Task prompt: Repeat every line of the data exactly, but not the pictures.

Data extract:
################

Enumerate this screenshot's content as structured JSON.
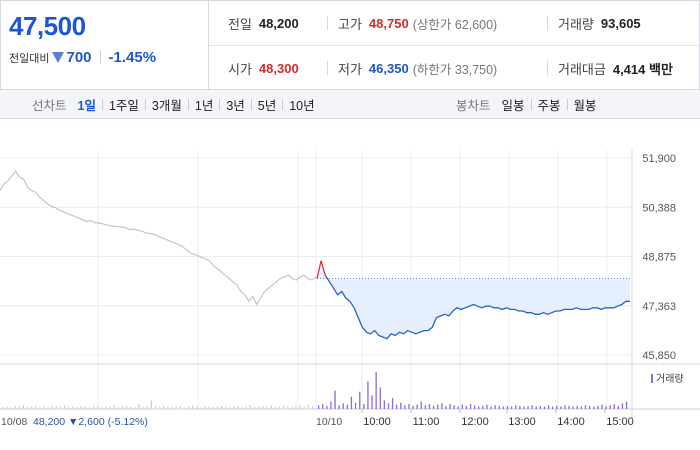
{
  "summary": {
    "current_price": "47,500",
    "change_label": "전일대비",
    "change_amount": "700",
    "change_rate": "-1.45%",
    "prev_close_label": "전일",
    "prev_close": "48,200",
    "open_label": "시가",
    "open": "48,300",
    "high_label": "고가",
    "high": "48,750",
    "upper_limit": "(상한가 62,600)",
    "low_label": "저가",
    "low": "46,350",
    "lower_limit": "(하한가 33,750)",
    "volume_label": "거래량",
    "volume": "93,605",
    "trade_value_label": "거래대금",
    "trade_value": "4,414 백만",
    "colors": {
      "up": "#d62b2b",
      "down": "#1a56d6"
    }
  },
  "tabs": {
    "line_title": "선차트",
    "line_items": [
      "1일",
      "1주일",
      "3개월",
      "1년",
      "3년",
      "5년",
      "10년"
    ],
    "line_active": "1일",
    "candle_title": "봉차트",
    "candle_items": [
      "일봉",
      "주봉",
      "월봉"
    ]
  },
  "chart_data": {
    "type": "line",
    "y_ticks": [
      "51,900",
      "50,388",
      "48,875",
      "47,363",
      "45,850"
    ],
    "ylim": [
      45850,
      51900
    ],
    "prev_day_x_label": "10/08",
    "prev_day_info": "48,200 ▼2,600 (-5.12%)",
    "today_x_label": "10/10",
    "time_ticks": [
      "10:00",
      "11:00",
      "12:00",
      "13:00",
      "14:00",
      "15:00"
    ],
    "reference_price": 48200,
    "grid": true,
    "legend": "거래량",
    "series": [
      {
        "values": [
          50900,
          51100,
          51200,
          51350,
          51500,
          51300,
          51250,
          51000,
          50900,
          50850,
          50700,
          50600,
          50500,
          50400,
          50380,
          50300,
          50250,
          50200,
          50150,
          50100,
          50050,
          50000,
          49950,
          49980,
          49920,
          49900,
          49880,
          49850,
          49820,
          49800,
          49790,
          49780,
          49750,
          49700,
          49720,
          49680,
          49650,
          49600,
          49580,
          49550,
          49500,
          49450,
          49400,
          49350,
          49300,
          49250,
          49200,
          49100,
          49000,
          48950,
          48900,
          48850,
          48800,
          48750,
          48600,
          48500,
          48400,
          48300,
          48200,
          48100,
          48000,
          47800,
          47700,
          47500,
          47650,
          47400,
          47600,
          47800,
          47900,
          48000,
          48100,
          48200,
          48250,
          48300,
          48200,
          48150,
          48250,
          48300,
          48200,
          48150,
          48250
        ]
      },
      {
        "values": [
          48200,
          48750,
          48300,
          48100,
          47900,
          47700,
          47800,
          47600,
          47500,
          47300,
          47000,
          46700,
          46550,
          46500,
          46600,
          46450,
          46400,
          46350,
          46500,
          46450,
          46550,
          46500,
          46600,
          46550,
          46500,
          46550,
          46600,
          46600,
          46700,
          47000,
          47050,
          47100,
          47050,
          47200,
          47300,
          47250,
          47300,
          47350,
          47400,
          47350,
          47300,
          47350,
          47350,
          47300,
          47300,
          47250,
          47300,
          47250,
          47250,
          47200,
          47200,
          47150,
          47150,
          47100,
          47100,
          47150,
          47100,
          47150,
          47200,
          47200,
          47250,
          47250,
          47250,
          47300,
          47250,
          47250,
          47250,
          47300,
          47300,
          47250,
          47300,
          47300,
          47300,
          47350,
          47400,
          47500,
          47500
        ]
      }
    ],
    "volume": {
      "prev_day": [
        3,
        4,
        3,
        5,
        4,
        6,
        3,
        4,
        5,
        3,
        4,
        3,
        5,
        4,
        4,
        6,
        3,
        4,
        3,
        5,
        4,
        3,
        4,
        5,
        3,
        4,
        4,
        6,
        3,
        4,
        5,
        4,
        3,
        8,
        3,
        5,
        14,
        4,
        3,
        5,
        4,
        3,
        4,
        5,
        3,
        4,
        6,
        4,
        3,
        5,
        4,
        3,
        4,
        5,
        4,
        3,
        4,
        5,
        3,
        4,
        6,
        3,
        4,
        5,
        4,
        6,
        3,
        4,
        6,
        4,
        3,
        5,
        6,
        4,
        7,
        5
      ],
      "today": [
        6,
        8,
        5,
        12,
        30,
        6,
        9,
        7,
        20,
        10,
        28,
        8,
        45,
        22,
        60,
        35,
        14,
        9,
        18,
        7,
        10,
        6,
        8,
        5,
        7,
        12,
        6,
        8,
        5,
        7,
        9,
        5,
        8,
        6,
        4,
        7,
        5,
        8,
        6,
        4,
        5,
        7,
        4,
        6,
        5,
        4,
        5,
        4,
        6,
        5,
        4,
        5,
        6,
        4,
        5,
        4,
        6,
        4,
        5,
        4,
        6,
        5,
        4,
        5,
        4,
        6,
        5,
        4,
        5,
        7,
        4,
        6,
        8,
        5,
        9,
        12
      ]
    }
  }
}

################

Output for this exercise:
Enumerate this screenshot's content as structured JSON.
{
  "summary": {
    "current_price": "47,500",
    "change_label": "전일대비",
    "change_amount": "700",
    "change_rate": "-1.45%",
    "prev_close_label": "전일",
    "prev_close": "48,200",
    "open_label": "시가",
    "open": "48,300",
    "high_label": "고가",
    "high": "48,750",
    "upper_limit": "(상한가 62,600)",
    "low_label": "저가",
    "low": "46,350",
    "lower_limit": "(하한가 33,750)",
    "volume_label": "거래량",
    "volume": "93,605",
    "trade_value_label": "거래대금",
    "trade_value": "4,414 백만",
    "colors": {
      "up": "#d62b2b",
      "down": "#1a56d6"
    }
  },
  "tabs": {
    "line_title": "선차트",
    "line_items": [
      "1일",
      "1주일",
      "3개월",
      "1년",
      "3년",
      "5년",
      "10년"
    ],
    "line_active": "1일",
    "candle_title": "봉차트",
    "candle_items": [
      "일봉",
      "주봉",
      "월봉"
    ]
  },
  "chart_data": {
    "type": "line",
    "y_ticks": [
      "51,900",
      "50,388",
      "48,875",
      "47,363",
      "45,850"
    ],
    "ylim": [
      45850,
      51900
    ],
    "prev_day_x_label": "10/08",
    "prev_day_info": "48,200 ▼2,600 (-5.12%)",
    "today_x_label": "10/10",
    "time_ticks": [
      "10:00",
      "11:00",
      "12:00",
      "13:00",
      "14:00",
      "15:00"
    ],
    "reference_price": 48200,
    "grid": true,
    "legend": "거래량",
    "series": [
      {
        "values": [
          50900,
          51100,
          51200,
          51350,
          51500,
          51300,
          51250,
          51000,
          50900,
          50850,
          50700,
          50600,
          50500,
          50400,
          50380,
          50300,
          50250,
          50200,
          50150,
          50100,
          50050,
          50000,
          49950,
          49980,
          49920,
          49900,
          49880,
          49850,
          49820,
          49800,
          49790,
          49780,
          49750,
          49700,
          49720,
          49680,
          49650,
          49600,
          49580,
          49550,
          49500,
          49450,
          49400,
          49350,
          49300,
          49250,
          49200,
          49100,
          49000,
          48950,
          48900,
          48850,
          48800,
          48750,
          48600,
          48500,
          48400,
          48300,
          48200,
          48100,
          48000,
          47800,
          47700,
          47500,
          47650,
          47400,
          47600,
          47800,
          47900,
          48000,
          48100,
          48200,
          48250,
          48300,
          48200,
          48150,
          48250,
          48300,
          48200,
          48150,
          48250
        ]
      },
      {
        "values": [
          48200,
          48750,
          48300,
          48100,
          47900,
          47700,
          47800,
          47600,
          47500,
          47300,
          47000,
          46700,
          46550,
          46500,
          46600,
          46450,
          46400,
          46350,
          46500,
          46450,
          46550,
          46500,
          46600,
          46550,
          46500,
          46550,
          46600,
          46600,
          46700,
          47000,
          47050,
          47100,
          47050,
          47200,
          47300,
          47250,
          47300,
          47350,
          47400,
          47350,
          47300,
          47350,
          47350,
          47300,
          47300,
          47250,
          47300,
          47250,
          47250,
          47200,
          47200,
          47150,
          47150,
          47100,
          47100,
          47150,
          47100,
          47150,
          47200,
          47200,
          47250,
          47250,
          47250,
          47300,
          47250,
          47250,
          47250,
          47300,
          47300,
          47250,
          47300,
          47300,
          47300,
          47350,
          47400,
          47500,
          47500
        ]
      }
    ],
    "volume": {
      "prev_day": [
        3,
        4,
        3,
        5,
        4,
        6,
        3,
        4,
        5,
        3,
        4,
        3,
        5,
        4,
        4,
        6,
        3,
        4,
        3,
        5,
        4,
        3,
        4,
        5,
        3,
        4,
        4,
        6,
        3,
        4,
        5,
        4,
        3,
        8,
        3,
        5,
        14,
        4,
        3,
        5,
        4,
        3,
        4,
        5,
        3,
        4,
        6,
        4,
        3,
        5,
        4,
        3,
        4,
        5,
        4,
        3,
        4,
        5,
        3,
        4,
        6,
        3,
        4,
        5,
        4,
        6,
        3,
        4,
        6,
        4,
        3,
        5,
        6,
        4,
        7,
        5
      ],
      "today": [
        6,
        8,
        5,
        12,
        30,
        6,
        9,
        7,
        20,
        10,
        28,
        8,
        45,
        22,
        60,
        35,
        14,
        9,
        18,
        7,
        10,
        6,
        8,
        5,
        7,
        12,
        6,
        8,
        5,
        7,
        9,
        5,
        8,
        6,
        4,
        7,
        5,
        8,
        6,
        4,
        5,
        7,
        4,
        6,
        5,
        4,
        5,
        4,
        6,
        5,
        4,
        5,
        6,
        4,
        5,
        4,
        6,
        4,
        5,
        4,
        6,
        5,
        4,
        5,
        4,
        6,
        5,
        4,
        5,
        7,
        4,
        6,
        8,
        5,
        9,
        12
      ]
    }
  }
}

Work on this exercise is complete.